▶ TASK DIRECTIONS:
Skip any picture you find and retype all the remaining lines exactly.
** Begin DATASET EXCERPTS **
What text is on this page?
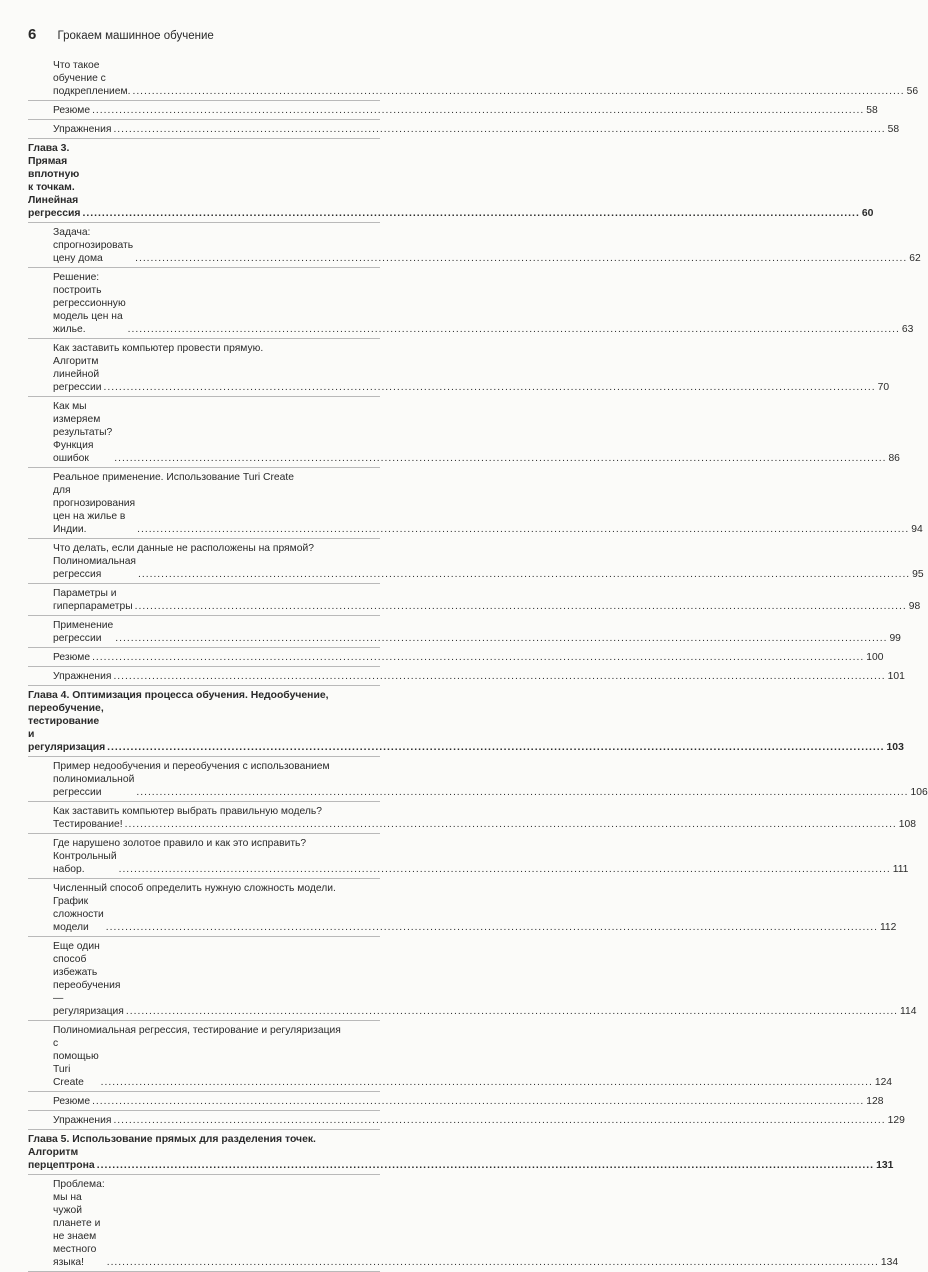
6 Грокаем машинное обучение
Что такое обучение с подкреплением. ........................................................................................................................................................................................................ 56
Резюме ........................................................................................................................................................................................................ 58
Упражнения ........................................................................................................................................................................................................ 58
Глава 3. Прямая вплотную к точкам. Линейная регрессия ........................................................................................................................................................................................................ 60
Задача: спрогнозировать цену дома	........................................................................................................................................................................................................ 62
Решение: построить регрессионную модель цен на жилье.	........................................................................................................................................................................................................ 63
Как заставить компьютер провести прямую.
Алгоритм линейной регрессии ........................................................................................................................................................................................................ 70
Как мы измеряем результаты? Функция ошибок	........................................................................................................................................................................................................ 86
Реальное применение. Использование Turi Create
для прогнозирования цен на жилье в Индии.	........................................................................................................................................................................................................ 94
Что делать, если данные не расположены на прямой?
Полиномиальная регрессия	........................................................................................................................................................................................................ 95
Параметры и гиперпараметры ........................................................................................................................................................................................................ 98
Применение регрессии	........................................................................................................................................................................................................ 99
Резюме ........................................................................................................................................................................................................ 100
Упражнения ........................................................................................................................................................................................................ 101
Глава 4. Оптимизация процесса обучения. Недообучение,
переобучение, тестирование и регуляризация ........................................................................................................................................................................................................ 103
Пример недообучения и переобучения с использованием
полиномиальной регрессии	........................................................................................................................................................................................................ 106
Как заставить компьютер выбрать правильную модель?
Тестирование! ........................................................................................................................................................................................................ 108
Где нарушено золотое правило и как это исправить?
Контрольный набор.	........................................................................................................................................................................................................ 111
Численный способ определить нужную сложность модели.
График сложности модели	........................................................................................................................................................................................................ 112
Еще один способ избежать переобучения — регуляризация ........................................................................................................................................................................................................ 114
Полиномиальная регрессия, тестирование и регуляризация
с помощью Turi Create	........................................................................................................................................................................................................ 124
Резюме ........................................................................................................................................................................................................ 128
Упражнения ........................................................................................................................................................................................................ 129
Глава 5. Использование прямых для разделения точек.
Алгоритм перцептрона ........................................................................................................................................................................................................ 131
Проблема: мы на чужой планете и не знаем местного языка!	........................................................................................................................................................................................................ 134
** End DATASET EXCERPTS **
▶ THE RESULT:
What text is on this page?
6 Грокаем машинное обучение
Что такое обучение с подкреплением. ........................................................................................................................................................................................................ 56
Резюме ........................................................................................................................................................................................................ 58
Упражнения ........................................................................................................................................................................................................ 58
Глава 3. Прямая вплотную к точкам. Линейная регрессия ........................................................................................................................................................................................................ 60
Задача: спрогнозировать цену дома	........................................................................................................................................................................................................ 62
Решение: построить регрессионную модель цен на жилье.	........................................................................................................................................................................................................ 63
Как заставить компьютер провести прямую.
Алгоритм линейной регрессии ........................................................................................................................................................................................................ 70
Как мы измеряем результаты? Функция ошибок	........................................................................................................................................................................................................ 86
Реальное применение. Использование Turi Create
для прогнозирования цен на жилье в Индии.	........................................................................................................................................................................................................ 94
Что делать, если данные не расположены на прямой?
Полиномиальная регрессия	........................................................................................................................................................................................................ 95
Параметры и гиперпараметры ........................................................................................................................................................................................................ 98
Применение регрессии	........................................................................................................................................................................................................ 99
Резюме ........................................................................................................................................................................................................ 100
Упражнения ........................................................................................................................................................................................................ 101
Глава 4. Оптимизация процесса обучения. Недообучение,
переобучение, тестирование и регуляризация ........................................................................................................................................................................................................ 103
Пример недообучения и переобучения с использованием
полиномиальной регрессии	........................................................................................................................................................................................................ 106
Как заставить компьютер выбрать правильную модель?
Тестирование! ........................................................................................................................................................................................................ 108
Где нарушено золотое правило и как это исправить?
Контрольный набор.	........................................................................................................................................................................................................ 111
Численный способ определить нужную сложность модели.
График сложности модели	........................................................................................................................................................................................................ 112
Еще один способ избежать переобучения — регуляризация ........................................................................................................................................................................................................ 114
Полиномиальная регрессия, тестирование и регуляризация
с помощью Turi Create	........................................................................................................................................................................................................ 124
Резюме ........................................................................................................................................................................................................ 128
Упражнения ........................................................................................................................................................................................................ 129
Глава 5. Использование прямых для разделения точек.
Алгоритм перцептрона ........................................................................................................................................................................................................ 131
Проблема: мы на чужой планете и не знаем местного языка!	........................................................................................................................................................................................................ 134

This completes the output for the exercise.